WHAT TO DO:
Transcribe every line exactly and omit anything that is a picture.

RECORD SET:
= = = = =
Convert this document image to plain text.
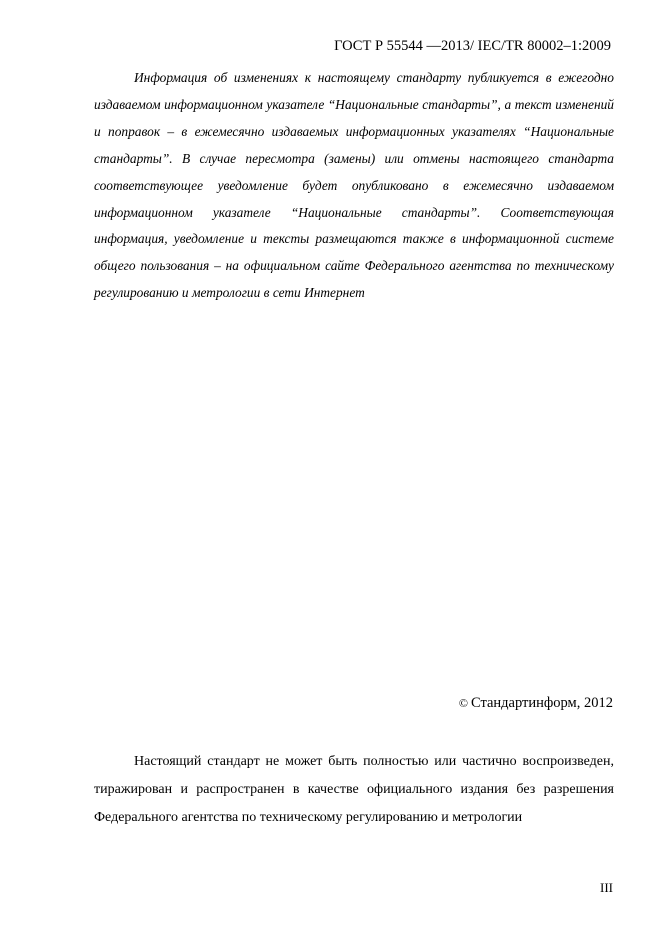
ГОСТ Р 55544 —2013/ IEC/TR 80002–1:2009

Информация об изменениях к настоящему стандарту публикуется в ежегодно издаваемом информационном указателе “Национальные стандарты”, а текст изменений и поправок – в ежемесячно издаваемых информационных указателях “Национальные стандарты”. В случае пересмотра (замены) или отмены настоящего стандарта соответствующее уведомление будет опубликовано в ежемесячно издаваемом информационном указателе “Национальные стандарты”. Соответствующая информация, уведомление и тексты размещаются также в информационной системе общего пользования – на официальном сайте Федерального агентства по техническому регулированию и метрологии в сети Интернет

© Стандартинформ, 2012

Настоящий стандарт не может быть полностью или частично воспроизведен, тиражирован и распространен в качестве официального издания без разрешения Федерального агентства по техническому регулированию и метрологии

III
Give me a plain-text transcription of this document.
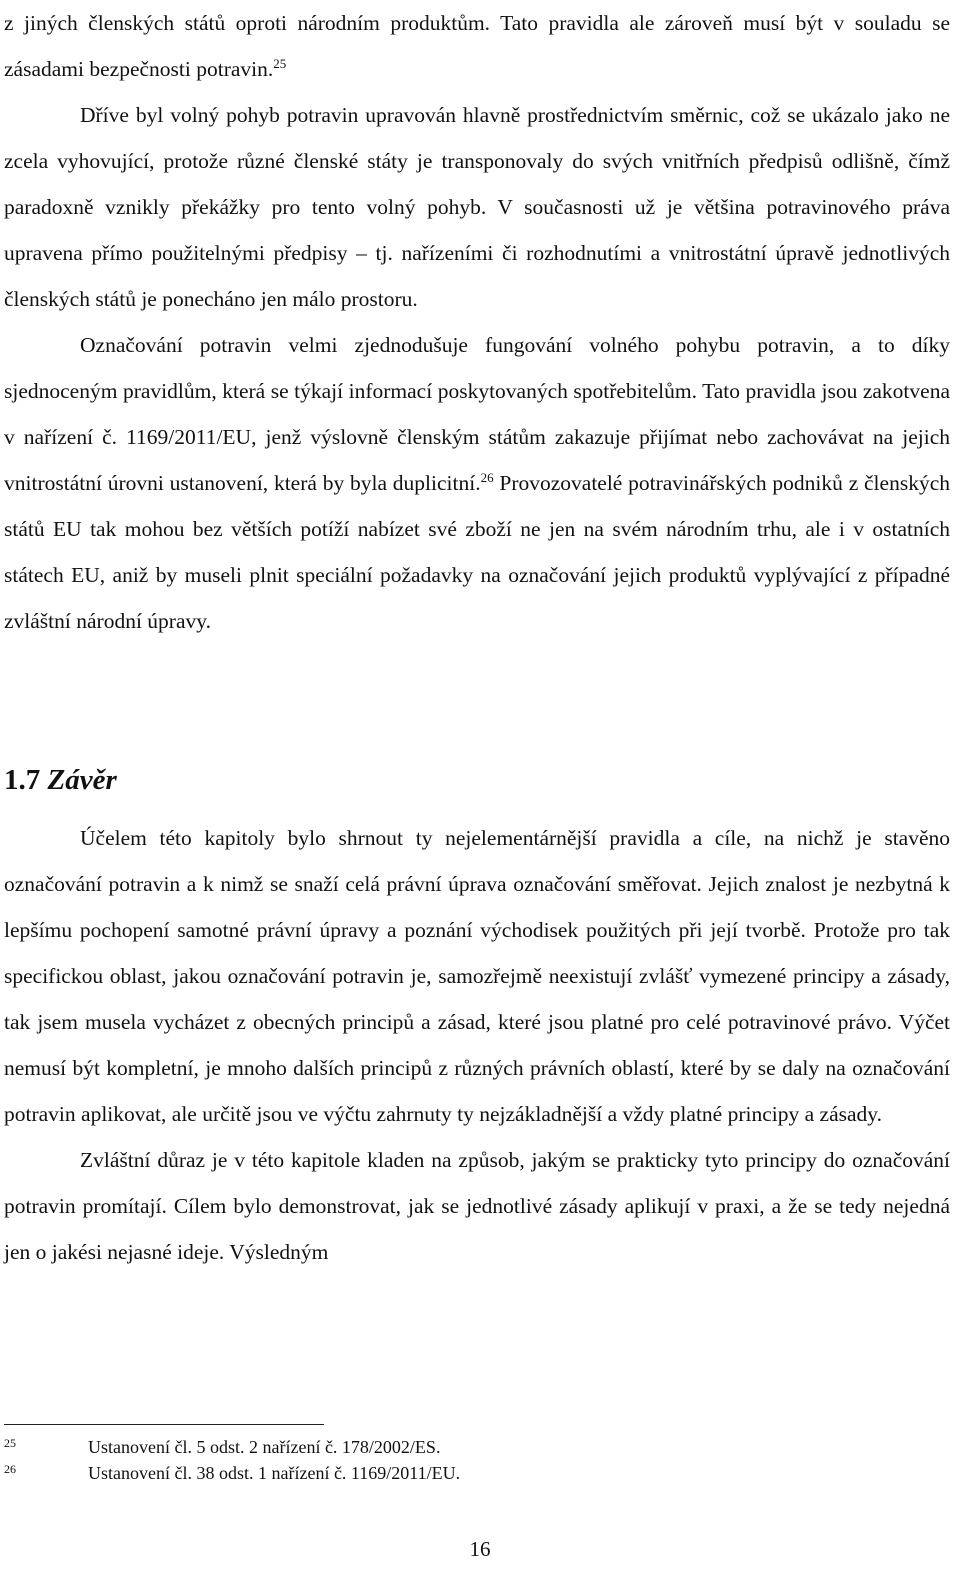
z jiných členských států oproti národním produktům. Tato pravidla ale zároveň musí být v souladu se zásadami bezpečnosti potravin.$^{25}$

Dříve byl volný pohyb potravin upravován hlavně prostřednictvím směrnic, což se ukázalo jako ne zcela vyhovující, protože různé členské státy je transponovaly do svých vnitřních předpisů odlišně, čímž paradoxně vznikly překážky pro tento volný pohyb. V současnosti už je většina potravinového práva upravena přímo použitelnými předpisy – tj. nařízeními či rozhodnutími a vnitrostátní úpravě jednotlivých členských států je ponecháno jen málo prostoru.

Označování potravin velmi zjednodušuje fungování volného pohybu potravin, a to díky sjednoceným pravidlům, která se týkají informací poskytovaných spotřebitelům. Tato pravidla jsou zakotvena v nařízení č. 1169/2011/EU, jenž výslovně členským státům zakazuje přijímat nebo zachovávat na jejich vnitrostátní úrovni ustanovení, která by byla duplicitní.$^{26}$ Provozovatelé potravinářských podniků z členských států EU tak mohou bez větších potíží nabízet své zboží ne jen na svém národním trhu, ale i v ostatních státech EU, aniž by museli plnit speciální požadavky na označování jejich produktů vyplývající z případné zvláštní národní úpravy.

1.7 Závěr

Účelem této kapitoly bylo shrnout ty nejelementárnější pravidla a cíle, na nichž je stavěno označování potravin a k nimž se snaží celá právní úprava označování směřovat. Jejich znalost je nezbytná k lepšímu pochopení samotné právní úpravy a poznání východisek použitých při její tvorbě. Protože pro tak specifickou oblast, jakou označování potravin je, samozřejmě neexistují zvlášť vymezené principy a zásady, tak jsem musela vycházet z obecných principů a zásad, které jsou platné pro celé potravinové právo. Výčet nemusí být kompletní, je mnoho dalších principů z různých právních oblastí, které by se daly na označování potravin aplikovat, ale určitě jsou ve výčtu zahrnuty ty nejzákladnější a vždy platné principy a zásady.

Zvláštní důraz je v této kapitole kladen na způsob, jakým se prakticky tyto principy do označování potravin promítají. Cílem bylo demonstrovat, jak se jednotlivé zásady aplikují v praxi, a že se tedy nejedná jen o jakési nejasné ideje. Výsledným

25	Ustanovení čl. 5 odst. 2 nařízení č. 178/2002/ES.
26	Ustanovení čl. 38 odst. 1 nařízení č. 1169/2011/EU.
16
= = = = =
FINAL RESULT:
Convert this document image to plain text.
ГОСТ Р 55544 —2013/ IEC/TR 80002–1:2009

Информация об изменениях к настоящему стандарту публикуется в ежегодно издаваемом информационном указателе “Национальные стандарты”, а текст изменений и поправок – в ежемесячно издаваемых информационных указателях “Национальные стандарты”. В случае пересмотра (замены) или отмены настоящего стандарта соответствующее уведомление будет опубликовано в ежемесячно издаваемом информационном указателе “Национальные стандарты”. Соответствующая информация, уведомление и тексты размещаются также в информационной системе общего пользования – на официальном сайте Федерального агентства по техническому регулированию и метрологии в сети Интернет

© Стандартинформ, 2012

Настоящий стандарт не может быть полностью или частично воспроизведен, тиражирован и распространен в качестве официального издания без разрешения Федерального агентства по техническому регулированию и метрологии

III
Give me a plain-text transcription of this document.
z jiných členských států oproti národním produktům. Tato pravidla ale zároveň musí být v souladu se zásadami bezpečnosti potravin.$^{25}$

Dříve byl volný pohyb potravin upravován hlavně prostřednictvím směrnic, což se ukázalo jako ne zcela vyhovující, protože různé členské státy je transponovaly do svých vnitřních předpisů odlišně, čímž paradoxně vznikly překážky pro tento volný pohyb. V současnosti už je většina potravinového práva upravena přímo použitelnými předpisy – tj. nařízeními či rozhodnutími a vnitrostátní úpravě jednotlivých členských států je ponecháno jen málo prostoru.

Označování potravin velmi zjednodušuje fungování volného pohybu potravin, a to díky sjednoceným pravidlům, která se týkají informací poskytovaných spotřebitelům. Tato pravidla jsou zakotvena v nařízení č. 1169/2011/EU, jenž výslovně členským státům zakazuje přijímat nebo zachovávat na jejich vnitrostátní úrovni ustanovení, která by byla duplicitní.$^{26}$ Provozovatelé potravinářských podniků z členských států EU tak mohou bez větších potíží nabízet své zboží ne jen na svém národním trhu, ale i v ostatních státech EU, aniž by museli plnit speciální požadavky na označování jejich produktů vyplývající z případné zvláštní národní úpravy.

1.7 Závěr

Účelem této kapitoly bylo shrnout ty nejelementárnější pravidla a cíle, na nichž je stavěno označování potravin a k nimž se snaží celá právní úprava označování směřovat. Jejich znalost je nezbytná k lepšímu pochopení samotné právní úpravy a poznání východisek použitých při její tvorbě. Protože pro tak specifickou oblast, jakou označování potravin je, samozřejmě neexistují zvlášť vymezené principy a zásady, tak jsem musela vycházet z obecných principů a zásad, které jsou platné pro celé potravinové právo. Výčet nemusí být kompletní, je mnoho dalších principů z různých právních oblastí, které by se daly na označování potravin aplikovat, ale určitě jsou ve výčtu zahrnuty ty nejzákladnější a vždy platné principy a zásady.

Zvláštní důraz je v této kapitole kladen na způsob, jakým se prakticky tyto principy do označování potravin promítají. Cílem bylo demonstrovat, jak se jednotlivé zásady aplikují v praxi, a že se tedy nejedná jen o jakési nejasné ideje. Výsledným

25	Ustanovení čl. 5 odst. 2 nařízení č. 178/2002/ES.
26	Ustanovení čl. 38 odst. 1 nařízení č. 1169/2011/EU.
16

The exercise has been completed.